▸ Aim:
Below is some material; transcribe all of it exactly.

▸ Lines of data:

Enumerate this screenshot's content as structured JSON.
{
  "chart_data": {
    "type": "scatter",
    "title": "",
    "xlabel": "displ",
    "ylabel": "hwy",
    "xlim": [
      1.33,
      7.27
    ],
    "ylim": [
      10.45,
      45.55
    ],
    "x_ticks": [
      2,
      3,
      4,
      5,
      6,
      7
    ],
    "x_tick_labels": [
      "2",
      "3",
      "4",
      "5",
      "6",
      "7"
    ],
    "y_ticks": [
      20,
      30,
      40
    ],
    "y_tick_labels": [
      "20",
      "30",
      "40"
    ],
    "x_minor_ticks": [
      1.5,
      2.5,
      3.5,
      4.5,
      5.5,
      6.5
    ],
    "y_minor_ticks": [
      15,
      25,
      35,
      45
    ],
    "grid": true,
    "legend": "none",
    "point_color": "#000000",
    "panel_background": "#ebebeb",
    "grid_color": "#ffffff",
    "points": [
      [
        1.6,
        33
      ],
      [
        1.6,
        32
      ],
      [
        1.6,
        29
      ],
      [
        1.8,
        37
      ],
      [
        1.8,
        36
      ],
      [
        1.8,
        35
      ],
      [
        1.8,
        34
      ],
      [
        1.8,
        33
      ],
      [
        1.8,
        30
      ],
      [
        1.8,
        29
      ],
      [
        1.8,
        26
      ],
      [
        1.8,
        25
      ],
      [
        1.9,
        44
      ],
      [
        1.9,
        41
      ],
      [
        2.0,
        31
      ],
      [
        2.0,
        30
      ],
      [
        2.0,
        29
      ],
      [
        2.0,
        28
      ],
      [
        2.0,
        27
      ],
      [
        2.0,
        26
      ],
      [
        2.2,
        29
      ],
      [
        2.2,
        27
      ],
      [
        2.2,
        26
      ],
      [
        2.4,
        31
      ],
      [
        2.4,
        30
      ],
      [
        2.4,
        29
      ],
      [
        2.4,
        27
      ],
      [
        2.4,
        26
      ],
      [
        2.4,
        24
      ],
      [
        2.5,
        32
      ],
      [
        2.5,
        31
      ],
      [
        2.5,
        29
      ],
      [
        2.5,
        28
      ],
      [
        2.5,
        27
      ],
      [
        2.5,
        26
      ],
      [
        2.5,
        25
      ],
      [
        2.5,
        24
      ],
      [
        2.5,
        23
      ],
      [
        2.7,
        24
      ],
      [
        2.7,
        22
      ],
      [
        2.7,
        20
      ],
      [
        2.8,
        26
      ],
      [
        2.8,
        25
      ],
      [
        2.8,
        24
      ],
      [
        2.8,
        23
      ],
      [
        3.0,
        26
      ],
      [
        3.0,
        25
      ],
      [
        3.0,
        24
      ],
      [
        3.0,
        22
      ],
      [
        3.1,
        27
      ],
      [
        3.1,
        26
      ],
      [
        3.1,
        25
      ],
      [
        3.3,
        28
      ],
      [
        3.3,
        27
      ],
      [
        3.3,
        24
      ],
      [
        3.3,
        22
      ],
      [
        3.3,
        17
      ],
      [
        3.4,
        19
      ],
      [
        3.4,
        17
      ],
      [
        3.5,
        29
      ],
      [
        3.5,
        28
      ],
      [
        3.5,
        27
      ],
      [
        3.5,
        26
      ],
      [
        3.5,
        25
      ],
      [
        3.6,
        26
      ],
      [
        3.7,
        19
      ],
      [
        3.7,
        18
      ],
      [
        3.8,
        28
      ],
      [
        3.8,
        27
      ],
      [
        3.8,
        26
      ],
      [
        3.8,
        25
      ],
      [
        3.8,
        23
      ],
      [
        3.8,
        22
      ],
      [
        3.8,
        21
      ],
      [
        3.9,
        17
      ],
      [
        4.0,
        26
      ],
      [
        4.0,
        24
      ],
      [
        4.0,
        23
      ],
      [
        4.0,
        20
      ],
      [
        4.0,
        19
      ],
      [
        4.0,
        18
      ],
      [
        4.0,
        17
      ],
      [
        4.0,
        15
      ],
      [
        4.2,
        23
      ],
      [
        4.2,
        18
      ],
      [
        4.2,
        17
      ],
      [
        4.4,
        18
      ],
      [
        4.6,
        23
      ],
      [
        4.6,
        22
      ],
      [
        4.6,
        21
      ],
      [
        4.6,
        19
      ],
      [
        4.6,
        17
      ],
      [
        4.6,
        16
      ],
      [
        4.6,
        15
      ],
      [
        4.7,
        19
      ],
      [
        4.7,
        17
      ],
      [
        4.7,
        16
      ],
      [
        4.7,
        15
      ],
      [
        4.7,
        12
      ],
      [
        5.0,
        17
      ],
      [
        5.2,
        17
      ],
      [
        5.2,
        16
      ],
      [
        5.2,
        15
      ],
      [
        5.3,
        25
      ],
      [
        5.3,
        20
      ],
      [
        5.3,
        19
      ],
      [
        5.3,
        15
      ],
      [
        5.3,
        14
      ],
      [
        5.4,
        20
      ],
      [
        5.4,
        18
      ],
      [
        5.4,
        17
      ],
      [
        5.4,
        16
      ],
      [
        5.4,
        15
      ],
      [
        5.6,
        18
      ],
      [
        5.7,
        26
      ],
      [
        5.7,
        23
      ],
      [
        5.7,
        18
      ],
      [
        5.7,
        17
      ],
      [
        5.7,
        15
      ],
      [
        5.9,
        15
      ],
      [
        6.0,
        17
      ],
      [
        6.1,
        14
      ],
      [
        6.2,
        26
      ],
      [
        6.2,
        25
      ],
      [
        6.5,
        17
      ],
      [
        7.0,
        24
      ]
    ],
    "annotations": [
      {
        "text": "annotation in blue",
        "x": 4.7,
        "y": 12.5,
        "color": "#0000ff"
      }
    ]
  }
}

▸ Result for this exercise:
Enumerate this screenshot's content as structured JSON.
{
  "chart_data": {
    "type": "scatter",
    "title": "",
    "xlabel": "displ",
    "ylabel": "hwy",
    "xlim": [
      1.33,
      7.27
    ],
    "ylim": [
      10.45,
      45.55
    ],
    "x_ticks": [
      2,
      3,
      4,
      5,
      6,
      7
    ],
    "x_tick_labels": [
      "2",
      "3",
      "4",
      "5",
      "6",
      "7"
    ],
    "y_ticks": [
      20,
      30,
      40
    ],
    "y_tick_labels": [
      "20",
      "30",
      "40"
    ],
    "x_minor_ticks": [
      1.5,
      2.5,
      3.5,
      4.5,
      5.5,
      6.5
    ],
    "y_minor_ticks": [
      15,
      25,
      35,
      45
    ],
    "grid": true,
    "legend": "none",
    "point_color": "#000000",
    "panel_background": "#ebebeb",
    "grid_color": "#ffffff",
    "points": [
      [
        1.6,
        33
      ],
      [
        1.6,
        32
      ],
      [
        1.6,
        29
      ],
      [
        1.8,
        37
      ],
      [
        1.8,
        36
      ],
      [
        1.8,
        35
      ],
      [
        1.8,
        34
      ],
      [
        1.8,
        33
      ],
      [
        1.8,
        30
      ],
      [
        1.8,
        29
      ],
      [
        1.8,
        26
      ],
      [
        1.8,
        25
      ],
      [
        1.9,
        44
      ],
      [
        1.9,
        41
      ],
      [
        2.0,
        31
      ],
      [
        2.0,
        30
      ],
      [
        2.0,
        29
      ],
      [
        2.0,
        28
      ],
      [
        2.0,
        27
      ],
      [
        2.0,
        26
      ],
      [
        2.2,
        29
      ],
      [
        2.2,
        27
      ],
      [
        2.2,
        26
      ],
      [
        2.4,
        31
      ],
      [
        2.4,
        30
      ],
      [
        2.4,
        29
      ],
      [
        2.4,
        27
      ],
      [
        2.4,
        26
      ],
      [
        2.4,
        24
      ],
      [
        2.5,
        32
      ],
      [
        2.5,
        31
      ],
      [
        2.5,
        29
      ],
      [
        2.5,
        28
      ],
      [
        2.5,
        27
      ],
      [
        2.5,
        26
      ],
      [
        2.5,
        25
      ],
      [
        2.5,
        24
      ],
      [
        2.5,
        23
      ],
      [
        2.7,
        24
      ],
      [
        2.7,
        22
      ],
      [
        2.7,
        20
      ],
      [
        2.8,
        26
      ],
      [
        2.8,
        25
      ],
      [
        2.8,
        24
      ],
      [
        2.8,
        23
      ],
      [
        3.0,
        26
      ],
      [
        3.0,
        25
      ],
      [
        3.0,
        24
      ],
      [
        3.0,
        22
      ],
      [
        3.1,
        27
      ],
      [
        3.1,
        26
      ],
      [
        3.1,
        25
      ],
      [
        3.3,
        28
      ],
      [
        3.3,
        27
      ],
      [
        3.3,
        24
      ],
      [
        3.3,
        22
      ],
      [
        3.3,
        17
      ],
      [
        3.4,
        19
      ],
      [
        3.4,
        17
      ],
      [
        3.5,
        29
      ],
      [
        3.5,
        28
      ],
      [
        3.5,
        27
      ],
      [
        3.5,
        26
      ],
      [
        3.5,
        25
      ],
      [
        3.6,
        26
      ],
      [
        3.7,
        19
      ],
      [
        3.7,
        18
      ],
      [
        3.8,
        28
      ],
      [
        3.8,
        27
      ],
      [
        3.8,
        26
      ],
      [
        3.8,
        25
      ],
      [
        3.8,
        23
      ],
      [
        3.8,
        22
      ],
      [
        3.8,
        21
      ],
      [
        3.9,
        17
      ],
      [
        4.0,
        26
      ],
      [
        4.0,
        24
      ],
      [
        4.0,
        23
      ],
      [
        4.0,
        20
      ],
      [
        4.0,
        19
      ],
      [
        4.0,
        18
      ],
      [
        4.0,
        17
      ],
      [
        4.0,
        15
      ],
      [
        4.2,
        23
      ],
      [
        4.2,
        18
      ],
      [
        4.2,
        17
      ],
      [
        4.4,
        18
      ],
      [
        4.6,
        23
      ],
      [
        4.6,
        22
      ],
      [
        4.6,
        21
      ],
      [
        4.6,
        19
      ],
      [
        4.6,
        17
      ],
      [
        4.6,
        16
      ],
      [
        4.6,
        15
      ],
      [
        4.7,
        19
      ],
      [
        4.7,
        17
      ],
      [
        4.7,
        16
      ],
      [
        4.7,
        15
      ],
      [
        4.7,
        12
      ],
      [
        5.0,
        17
      ],
      [
        5.2,
        17
      ],
      [
        5.2,
        16
      ],
      [
        5.2,
        15
      ],
      [
        5.3,
        25
      ],
      [
        5.3,
        20
      ],
      [
        5.3,
        19
      ],
      [
        5.3,
        15
      ],
      [
        5.3,
        14
      ],
      [
        5.4,
        20
      ],
      [
        5.4,
        18
      ],
      [
        5.4,
        17
      ],
      [
        5.4,
        16
      ],
      [
        5.4,
        15
      ],
      [
        5.6,
        18
      ],
      [
        5.7,
        26
      ],
      [
        5.7,
        23
      ],
      [
        5.7,
        18
      ],
      [
        5.7,
        17
      ],
      [
        5.7,
        15
      ],
      [
        5.9,
        15
      ],
      [
        6.0,
        17
      ],
      [
        6.1,
        14
      ],
      [
        6.2,
        26
      ],
      [
        6.2,
        25
      ],
      [
        6.5,
        17
      ],
      [
        7.0,
        24
      ]
    ],
    "annotations": [
      {
        "text": "annotation in blue",
        "x": 4.7,
        "y": 12.5,
        "color": "#0000ff"
      }
    ]
  }
}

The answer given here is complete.